YOUR OBJECTIVE: Reproduce the lines of this listing verbatim, with nothing changed.

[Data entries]
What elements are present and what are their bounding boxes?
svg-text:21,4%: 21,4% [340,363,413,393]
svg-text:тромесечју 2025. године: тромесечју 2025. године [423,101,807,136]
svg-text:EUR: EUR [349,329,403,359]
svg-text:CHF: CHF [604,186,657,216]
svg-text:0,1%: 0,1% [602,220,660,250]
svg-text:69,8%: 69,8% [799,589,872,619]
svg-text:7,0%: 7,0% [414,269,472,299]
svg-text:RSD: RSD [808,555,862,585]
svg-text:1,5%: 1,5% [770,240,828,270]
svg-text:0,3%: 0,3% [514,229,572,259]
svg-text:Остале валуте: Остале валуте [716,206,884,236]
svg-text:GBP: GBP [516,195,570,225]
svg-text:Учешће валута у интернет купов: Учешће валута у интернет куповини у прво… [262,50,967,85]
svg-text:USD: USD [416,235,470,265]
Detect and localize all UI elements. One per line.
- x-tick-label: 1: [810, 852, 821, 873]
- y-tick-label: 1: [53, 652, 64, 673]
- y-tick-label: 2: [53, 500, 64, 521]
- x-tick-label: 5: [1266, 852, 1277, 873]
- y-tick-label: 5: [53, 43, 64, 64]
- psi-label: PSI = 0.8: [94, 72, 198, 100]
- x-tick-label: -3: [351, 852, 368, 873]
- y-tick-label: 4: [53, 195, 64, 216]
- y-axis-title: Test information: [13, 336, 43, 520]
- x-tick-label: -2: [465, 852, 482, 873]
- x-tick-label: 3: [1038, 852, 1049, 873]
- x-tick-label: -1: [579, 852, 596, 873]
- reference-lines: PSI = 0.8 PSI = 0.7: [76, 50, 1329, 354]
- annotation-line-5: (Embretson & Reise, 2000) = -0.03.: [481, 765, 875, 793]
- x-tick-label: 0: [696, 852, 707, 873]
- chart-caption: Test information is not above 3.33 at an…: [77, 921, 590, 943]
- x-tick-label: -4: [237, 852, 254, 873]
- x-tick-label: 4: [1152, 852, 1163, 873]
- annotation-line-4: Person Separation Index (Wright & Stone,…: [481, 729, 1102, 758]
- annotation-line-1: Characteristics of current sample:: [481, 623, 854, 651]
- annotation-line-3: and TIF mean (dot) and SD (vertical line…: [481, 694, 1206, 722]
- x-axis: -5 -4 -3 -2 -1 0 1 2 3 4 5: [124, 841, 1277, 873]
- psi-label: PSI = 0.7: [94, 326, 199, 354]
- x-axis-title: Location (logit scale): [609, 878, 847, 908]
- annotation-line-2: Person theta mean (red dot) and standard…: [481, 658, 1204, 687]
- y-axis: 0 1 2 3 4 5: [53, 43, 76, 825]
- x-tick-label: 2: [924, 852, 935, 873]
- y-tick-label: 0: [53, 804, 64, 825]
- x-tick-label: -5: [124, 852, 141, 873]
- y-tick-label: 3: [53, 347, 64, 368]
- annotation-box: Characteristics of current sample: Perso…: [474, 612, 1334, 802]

OUTPUT OF THE TASK:
What elements are present and what are their bounding boxes?
svg-text:21,4%: 21,4% [340,363,413,393]
svg-text:тромесечју 2025. године: тромесечју 2025. године [423,101,807,136]
svg-text:EUR: EUR [349,329,403,359]
svg-text:CHF: CHF [604,186,657,216]
svg-text:0,1%: 0,1% [602,220,660,250]
svg-text:69,8%: 69,8% [799,589,872,619]
svg-text:7,0%: 7,0% [414,269,472,299]
svg-text:RSD: RSD [808,555,862,585]
svg-text:1,5%: 1,5% [770,240,828,270]
svg-text:0,3%: 0,3% [514,229,572,259]
svg-text:Остале валуте: Остале валуте [716,206,884,236]
svg-text:GBP: GBP [516,195,570,225]
svg-text:Учешће валута у интернет купов: Учешће валута у интернет куповини у прво… [262,50,967,85]
svg-text:USD: USD [416,235,470,265]
Detect and localize all UI elements. One per line.
- x-tick-label: 1: [810, 852, 821, 873]
- y-tick-label: 1: [53, 652, 64, 673]
- y-tick-label: 2: [53, 500, 64, 521]
- x-tick-label: 5: [1266, 852, 1277, 873]
- y-tick-label: 5: [53, 43, 64, 64]
- psi-label: PSI = 0.8: [94, 72, 198, 100]
- x-tick-label: -3: [351, 852, 368, 873]
- y-tick-label: 4: [53, 195, 64, 216]
- y-axis-title: Test information: [13, 336, 43, 520]
- x-tick-label: -2: [465, 852, 482, 873]
- x-tick-label: 3: [1038, 852, 1049, 873]
- x-tick-label: -1: [579, 852, 596, 873]
- reference-lines: PSI = 0.8 PSI = 0.7: [76, 50, 1329, 354]
- annotation-line-5: (Embretson & Reise, 2000) = -0.03.: [481, 765, 875, 793]
- x-tick-label: 0: [696, 852, 707, 873]
- chart-caption: Test information is not above 3.33 at an…: [77, 921, 590, 943]
- x-tick-label: -4: [237, 852, 254, 873]
- x-tick-label: 4: [1152, 852, 1163, 873]
- annotation-line-4: Person Separation Index (Wright & Stone,…: [481, 729, 1102, 758]
- annotation-line-1: Characteristics of current sample:: [481, 623, 854, 651]
- annotation-line-3: and TIF mean (dot) and SD (vertical line…: [481, 694, 1206, 722]
- x-axis: -5 -4 -3 -2 -1 0 1 2 3 4 5: [124, 841, 1277, 873]
- psi-label: PSI = 0.7: [94, 326, 199, 354]
- x-axis-title: Location (logit scale): [609, 878, 847, 908]
- annotation-line-2: Person theta mean (red dot) and standard…: [481, 658, 1204, 687]
- y-axis: 0 1 2 3 4 5: [53, 43, 76, 825]
- x-tick-label: 2: [924, 852, 935, 873]
- y-tick-label: 0: [53, 804, 64, 825]
- x-tick-label: -5: [124, 852, 141, 873]
- y-tick-label: 3: [53, 347, 64, 368]
- annotation-box: Characteristics of current sample: Perso…: [474, 612, 1334, 802]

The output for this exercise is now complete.